Written instruction: Write out the data again in full, exactly as it reads.

Data to process:
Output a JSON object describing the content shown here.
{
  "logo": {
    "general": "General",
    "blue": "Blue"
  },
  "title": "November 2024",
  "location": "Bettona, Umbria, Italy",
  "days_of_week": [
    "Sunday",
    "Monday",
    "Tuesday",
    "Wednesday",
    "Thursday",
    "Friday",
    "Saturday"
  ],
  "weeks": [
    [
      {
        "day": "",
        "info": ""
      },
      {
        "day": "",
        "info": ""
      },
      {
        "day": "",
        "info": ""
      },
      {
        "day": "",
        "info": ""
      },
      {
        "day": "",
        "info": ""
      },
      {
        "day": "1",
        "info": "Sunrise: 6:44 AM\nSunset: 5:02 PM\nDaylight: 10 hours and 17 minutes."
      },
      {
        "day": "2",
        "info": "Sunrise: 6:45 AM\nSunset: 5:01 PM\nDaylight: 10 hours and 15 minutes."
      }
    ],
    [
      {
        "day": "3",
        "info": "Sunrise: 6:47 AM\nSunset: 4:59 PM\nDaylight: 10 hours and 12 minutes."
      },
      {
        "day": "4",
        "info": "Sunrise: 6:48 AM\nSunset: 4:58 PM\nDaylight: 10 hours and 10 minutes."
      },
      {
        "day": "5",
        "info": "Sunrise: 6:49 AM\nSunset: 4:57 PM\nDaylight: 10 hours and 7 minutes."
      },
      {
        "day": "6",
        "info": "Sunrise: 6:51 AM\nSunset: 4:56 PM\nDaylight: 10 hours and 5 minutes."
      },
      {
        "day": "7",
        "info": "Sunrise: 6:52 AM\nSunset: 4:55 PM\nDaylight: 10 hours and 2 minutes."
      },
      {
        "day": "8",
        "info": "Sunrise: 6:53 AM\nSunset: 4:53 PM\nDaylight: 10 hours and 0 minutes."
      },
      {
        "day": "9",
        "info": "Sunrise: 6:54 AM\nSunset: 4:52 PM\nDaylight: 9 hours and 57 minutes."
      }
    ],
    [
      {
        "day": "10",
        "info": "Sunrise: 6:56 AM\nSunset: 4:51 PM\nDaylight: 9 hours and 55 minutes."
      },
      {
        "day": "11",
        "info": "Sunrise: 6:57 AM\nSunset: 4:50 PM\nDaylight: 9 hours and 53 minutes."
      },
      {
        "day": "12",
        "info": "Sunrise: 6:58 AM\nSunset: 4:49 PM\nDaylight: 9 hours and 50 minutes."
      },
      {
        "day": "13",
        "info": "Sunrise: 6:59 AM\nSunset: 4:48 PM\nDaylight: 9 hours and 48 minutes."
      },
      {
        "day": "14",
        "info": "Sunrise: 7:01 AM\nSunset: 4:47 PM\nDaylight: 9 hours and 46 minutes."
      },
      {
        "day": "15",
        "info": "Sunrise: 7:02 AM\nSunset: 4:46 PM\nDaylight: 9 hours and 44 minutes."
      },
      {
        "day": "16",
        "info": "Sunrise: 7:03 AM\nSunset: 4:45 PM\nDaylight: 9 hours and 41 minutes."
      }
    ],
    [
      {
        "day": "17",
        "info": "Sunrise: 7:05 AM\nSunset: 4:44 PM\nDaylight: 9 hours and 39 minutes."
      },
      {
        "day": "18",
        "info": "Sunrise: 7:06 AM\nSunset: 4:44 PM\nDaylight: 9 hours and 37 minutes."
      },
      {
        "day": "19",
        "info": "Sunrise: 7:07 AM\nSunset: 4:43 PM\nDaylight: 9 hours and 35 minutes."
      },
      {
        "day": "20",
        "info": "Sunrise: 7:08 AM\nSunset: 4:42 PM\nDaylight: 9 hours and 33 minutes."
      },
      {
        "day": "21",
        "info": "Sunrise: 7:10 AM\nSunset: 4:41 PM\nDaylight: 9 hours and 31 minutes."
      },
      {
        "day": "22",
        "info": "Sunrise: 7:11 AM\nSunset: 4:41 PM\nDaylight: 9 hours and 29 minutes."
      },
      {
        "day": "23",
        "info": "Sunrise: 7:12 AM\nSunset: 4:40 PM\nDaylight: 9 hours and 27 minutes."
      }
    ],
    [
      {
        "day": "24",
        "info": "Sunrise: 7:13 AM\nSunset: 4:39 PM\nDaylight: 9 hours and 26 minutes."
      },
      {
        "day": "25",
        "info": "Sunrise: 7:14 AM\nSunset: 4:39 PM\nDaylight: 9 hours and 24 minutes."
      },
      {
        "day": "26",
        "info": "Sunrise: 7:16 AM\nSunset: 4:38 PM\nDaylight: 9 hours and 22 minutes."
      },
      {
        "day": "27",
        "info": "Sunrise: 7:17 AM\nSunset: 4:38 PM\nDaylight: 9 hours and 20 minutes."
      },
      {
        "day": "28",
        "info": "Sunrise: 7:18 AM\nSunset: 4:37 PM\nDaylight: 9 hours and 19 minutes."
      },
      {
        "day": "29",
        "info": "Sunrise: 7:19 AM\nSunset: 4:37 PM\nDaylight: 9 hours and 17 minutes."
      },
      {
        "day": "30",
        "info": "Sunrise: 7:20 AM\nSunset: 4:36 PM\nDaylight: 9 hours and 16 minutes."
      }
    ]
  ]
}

Solved exercise:
Output a JSON object describing the content shown here.
{
  "logo": {
    "general": "General",
    "blue": "Blue"
  },
  "title": "November 2024",
  "location": "Bettona, Umbria, Italy",
  "days_of_week": [
    "Sunday",
    "Monday",
    "Tuesday",
    "Wednesday",
    "Thursday",
    "Friday",
    "Saturday"
  ],
  "weeks": [
    [
      {
        "day": "",
        "info": ""
      },
      {
        "day": "",
        "info": ""
      },
      {
        "day": "",
        "info": ""
      },
      {
        "day": "",
        "info": ""
      },
      {
        "day": "",
        "info": ""
      },
      {
        "day": "1",
        "info": "Sunrise: 6:44 AM\nSunset: 5:02 PM\nDaylight: 10 hours and 17 minutes."
      },
      {
        "day": "2",
        "info": "Sunrise: 6:45 AM\nSunset: 5:01 PM\nDaylight: 10 hours and 15 minutes."
      }
    ],
    [
      {
        "day": "3",
        "info": "Sunrise: 6:47 AM\nSunset: 4:59 PM\nDaylight: 10 hours and 12 minutes."
      },
      {
        "day": "4",
        "info": "Sunrise: 6:48 AM\nSunset: 4:58 PM\nDaylight: 10 hours and 10 minutes."
      },
      {
        "day": "5",
        "info": "Sunrise: 6:49 AM\nSunset: 4:57 PM\nDaylight: 10 hours and 7 minutes."
      },
      {
        "day": "6",
        "info": "Sunrise: 6:51 AM\nSunset: 4:56 PM\nDaylight: 10 hours and 5 minutes."
      },
      {
        "day": "7",
        "info": "Sunrise: 6:52 AM\nSunset: 4:55 PM\nDaylight: 10 hours and 2 minutes."
      },
      {
        "day": "8",
        "info": "Sunrise: 6:53 AM\nSunset: 4:53 PM\nDaylight: 10 hours and 0 minutes."
      },
      {
        "day": "9",
        "info": "Sunrise: 6:54 AM\nSunset: 4:52 PM\nDaylight: 9 hours and 57 minutes."
      }
    ],
    [
      {
        "day": "10",
        "info": "Sunrise: 6:56 AM\nSunset: 4:51 PM\nDaylight: 9 hours and 55 minutes."
      },
      {
        "day": "11",
        "info": "Sunrise: 6:57 AM\nSunset: 4:50 PM\nDaylight: 9 hours and 53 minutes."
      },
      {
        "day": "12",
        "info": "Sunrise: 6:58 AM\nSunset: 4:49 PM\nDaylight: 9 hours and 50 minutes."
      },
      {
        "day": "13",
        "info": "Sunrise: 6:59 AM\nSunset: 4:48 PM\nDaylight: 9 hours and 48 minutes."
      },
      {
        "day": "14",
        "info": "Sunrise: 7:01 AM\nSunset: 4:47 PM\nDaylight: 9 hours and 46 minutes."
      },
      {
        "day": "15",
        "info": "Sunrise: 7:02 AM\nSunset: 4:46 PM\nDaylight: 9 hours and 44 minutes."
      },
      {
        "day": "16",
        "info": "Sunrise: 7:03 AM\nSunset: 4:45 PM\nDaylight: 9 hours and 41 minutes."
      }
    ],
    [
      {
        "day": "17",
        "info": "Sunrise: 7:05 AM\nSunset: 4:44 PM\nDaylight: 9 hours and 39 minutes."
      },
      {
        "day": "18",
        "info": "Sunrise: 7:06 AM\nSunset: 4:44 PM\nDaylight: 9 hours and 37 minutes."
      },
      {
        "day": "19",
        "info": "Sunrise: 7:07 AM\nSunset: 4:43 PM\nDaylight: 9 hours and 35 minutes."
      },
      {
        "day": "20",
        "info": "Sunrise: 7:08 AM\nSunset: 4:42 PM\nDaylight: 9 hours and 33 minutes."
      },
      {
        "day": "21",
        "info": "Sunrise: 7:10 AM\nSunset: 4:41 PM\nDaylight: 9 hours and 31 minutes."
      },
      {
        "day": "22",
        "info": "Sunrise: 7:11 AM\nSunset: 4:41 PM\nDaylight: 9 hours and 29 minutes."
      },
      {
        "day": "23",
        "info": "Sunrise: 7:12 AM\nSunset: 4:40 PM\nDaylight: 9 hours and 27 minutes."
      }
    ],
    [
      {
        "day": "24",
        "info": "Sunrise: 7:13 AM\nSunset: 4:39 PM\nDaylight: 9 hours and 26 minutes."
      },
      {
        "day": "25",
        "info": "Sunrise: 7:14 AM\nSunset: 4:39 PM\nDaylight: 9 hours and 24 minutes."
      },
      {
        "day": "26",
        "info": "Sunrise: 7:16 AM\nSunset: 4:38 PM\nDaylight: 9 hours and 22 minutes."
      },
      {
        "day": "27",
        "info": "Sunrise: 7:17 AM\nSunset: 4:38 PM\nDaylight: 9 hours and 20 minutes."
      },
      {
        "day": "28",
        "info": "Sunrise: 7:18 AM\nSunset: 4:37 PM\nDaylight: 9 hours and 19 minutes."
      },
      {
        "day": "29",
        "info": "Sunrise: 7:19 AM\nSunset: 4:37 PM\nDaylight: 9 hours and 17 minutes."
      },
      {
        "day": "30",
        "info": "Sunrise: 7:20 AM\nSunset: 4:36 PM\nDaylight: 9 hours and 16 minutes."
      }
    ]
  ]
}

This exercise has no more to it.